**Information shown:**
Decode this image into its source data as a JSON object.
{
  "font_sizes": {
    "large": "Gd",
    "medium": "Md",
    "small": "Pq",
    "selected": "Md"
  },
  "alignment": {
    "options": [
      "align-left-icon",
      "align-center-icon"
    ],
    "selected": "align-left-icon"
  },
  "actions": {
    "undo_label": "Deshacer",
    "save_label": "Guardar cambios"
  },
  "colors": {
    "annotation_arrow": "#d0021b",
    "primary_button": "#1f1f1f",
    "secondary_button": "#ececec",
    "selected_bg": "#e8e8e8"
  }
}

**Work to do:** Write out the entries above word for word.

**Result:**
Decode this image into its source data as a JSON object.
{
  "font_sizes": {
    "large": "Gd",
    "medium": "Md",
    "small": "Pq",
    "selected": "Md"
  },
  "alignment": {
    "options": [
      "align-left-icon",
      "align-center-icon"
    ],
    "selected": "align-left-icon"
  },
  "actions": {
    "undo_label": "Deshacer",
    "save_label": "Guardar cambios"
  },
  "colors": {
    "annotation_arrow": "#d0021b",
    "primary_button": "#1f1f1f",
    "secondary_button": "#ececec",
    "selected_bg": "#e8e8e8"
  }
}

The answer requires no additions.